▶ Listed records:
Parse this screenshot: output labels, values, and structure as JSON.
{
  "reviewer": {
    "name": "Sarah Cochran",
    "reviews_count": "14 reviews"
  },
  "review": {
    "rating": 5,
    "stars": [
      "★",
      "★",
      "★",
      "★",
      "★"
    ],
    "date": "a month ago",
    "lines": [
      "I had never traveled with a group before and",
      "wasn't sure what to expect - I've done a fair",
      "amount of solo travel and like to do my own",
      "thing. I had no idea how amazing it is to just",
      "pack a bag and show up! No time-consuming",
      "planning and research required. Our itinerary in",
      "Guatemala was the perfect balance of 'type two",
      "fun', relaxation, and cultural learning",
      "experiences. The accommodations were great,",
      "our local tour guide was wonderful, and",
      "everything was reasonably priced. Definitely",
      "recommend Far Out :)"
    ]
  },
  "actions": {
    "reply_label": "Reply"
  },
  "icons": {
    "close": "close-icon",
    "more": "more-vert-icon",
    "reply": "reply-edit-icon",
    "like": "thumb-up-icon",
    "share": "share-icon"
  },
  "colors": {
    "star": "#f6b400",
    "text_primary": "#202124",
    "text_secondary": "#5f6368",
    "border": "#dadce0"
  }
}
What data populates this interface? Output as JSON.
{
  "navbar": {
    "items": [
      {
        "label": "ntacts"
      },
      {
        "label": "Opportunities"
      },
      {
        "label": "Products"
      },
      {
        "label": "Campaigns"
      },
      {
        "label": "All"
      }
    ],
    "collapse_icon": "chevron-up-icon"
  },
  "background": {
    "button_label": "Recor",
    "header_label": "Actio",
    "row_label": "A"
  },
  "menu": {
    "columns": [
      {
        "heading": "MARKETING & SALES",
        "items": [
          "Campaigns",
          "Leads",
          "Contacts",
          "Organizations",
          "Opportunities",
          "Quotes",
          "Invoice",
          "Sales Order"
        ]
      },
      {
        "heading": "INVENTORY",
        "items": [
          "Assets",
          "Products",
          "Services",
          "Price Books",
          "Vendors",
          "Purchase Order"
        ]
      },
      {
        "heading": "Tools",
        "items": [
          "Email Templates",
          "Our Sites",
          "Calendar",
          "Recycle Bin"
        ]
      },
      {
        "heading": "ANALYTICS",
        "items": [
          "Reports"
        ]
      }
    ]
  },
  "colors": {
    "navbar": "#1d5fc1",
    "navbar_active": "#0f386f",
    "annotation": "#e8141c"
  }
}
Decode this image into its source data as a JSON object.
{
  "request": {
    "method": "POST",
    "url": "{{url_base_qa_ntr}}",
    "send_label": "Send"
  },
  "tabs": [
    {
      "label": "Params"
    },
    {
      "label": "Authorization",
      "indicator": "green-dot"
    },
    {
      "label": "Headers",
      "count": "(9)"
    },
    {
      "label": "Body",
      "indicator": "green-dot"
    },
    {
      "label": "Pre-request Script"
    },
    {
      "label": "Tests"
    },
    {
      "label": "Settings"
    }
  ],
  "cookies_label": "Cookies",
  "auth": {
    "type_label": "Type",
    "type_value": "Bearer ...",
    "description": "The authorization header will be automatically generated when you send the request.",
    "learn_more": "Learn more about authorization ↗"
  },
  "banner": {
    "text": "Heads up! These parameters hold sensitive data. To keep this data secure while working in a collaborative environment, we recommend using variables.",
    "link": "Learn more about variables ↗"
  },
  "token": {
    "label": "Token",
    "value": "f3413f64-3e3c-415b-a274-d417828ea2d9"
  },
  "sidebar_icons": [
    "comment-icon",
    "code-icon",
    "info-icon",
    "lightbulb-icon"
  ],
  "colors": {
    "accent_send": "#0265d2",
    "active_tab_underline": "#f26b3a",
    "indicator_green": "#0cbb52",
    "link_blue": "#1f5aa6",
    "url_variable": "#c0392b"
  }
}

* * *

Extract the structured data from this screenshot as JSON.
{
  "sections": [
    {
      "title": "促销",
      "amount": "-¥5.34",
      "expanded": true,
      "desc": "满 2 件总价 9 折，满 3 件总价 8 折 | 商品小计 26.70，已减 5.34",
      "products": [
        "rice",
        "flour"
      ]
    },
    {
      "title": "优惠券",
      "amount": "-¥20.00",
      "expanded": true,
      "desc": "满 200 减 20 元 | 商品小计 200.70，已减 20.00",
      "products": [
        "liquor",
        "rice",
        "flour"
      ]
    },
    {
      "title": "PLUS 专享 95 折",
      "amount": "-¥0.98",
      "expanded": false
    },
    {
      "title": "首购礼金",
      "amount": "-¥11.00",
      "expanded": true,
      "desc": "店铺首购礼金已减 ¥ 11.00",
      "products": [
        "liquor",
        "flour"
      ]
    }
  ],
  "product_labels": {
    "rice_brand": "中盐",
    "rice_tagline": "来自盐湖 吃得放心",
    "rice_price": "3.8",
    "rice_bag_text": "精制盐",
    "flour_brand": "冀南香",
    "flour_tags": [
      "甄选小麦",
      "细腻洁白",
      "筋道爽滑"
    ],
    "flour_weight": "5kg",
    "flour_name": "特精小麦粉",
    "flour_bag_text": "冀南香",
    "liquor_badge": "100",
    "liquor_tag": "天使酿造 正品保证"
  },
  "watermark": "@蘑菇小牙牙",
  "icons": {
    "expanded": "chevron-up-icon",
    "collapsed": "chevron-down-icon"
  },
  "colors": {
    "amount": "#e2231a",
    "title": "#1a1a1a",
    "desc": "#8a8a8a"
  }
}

▶ Written exercise: Locate each line containing the string "this" and show it.

▶ Solution:
Parse this screenshot: output labels, values, and structure as JSON.
What data populates this interface? Output as JSON.
Decode this image into its source data as a JSON object.
    "text": "Heads up! These parameters hold sensitive data. To keep this data secure while working in a collaborative environment, we recommend using variables.",
Extract the structured data from this screenshot as JSON.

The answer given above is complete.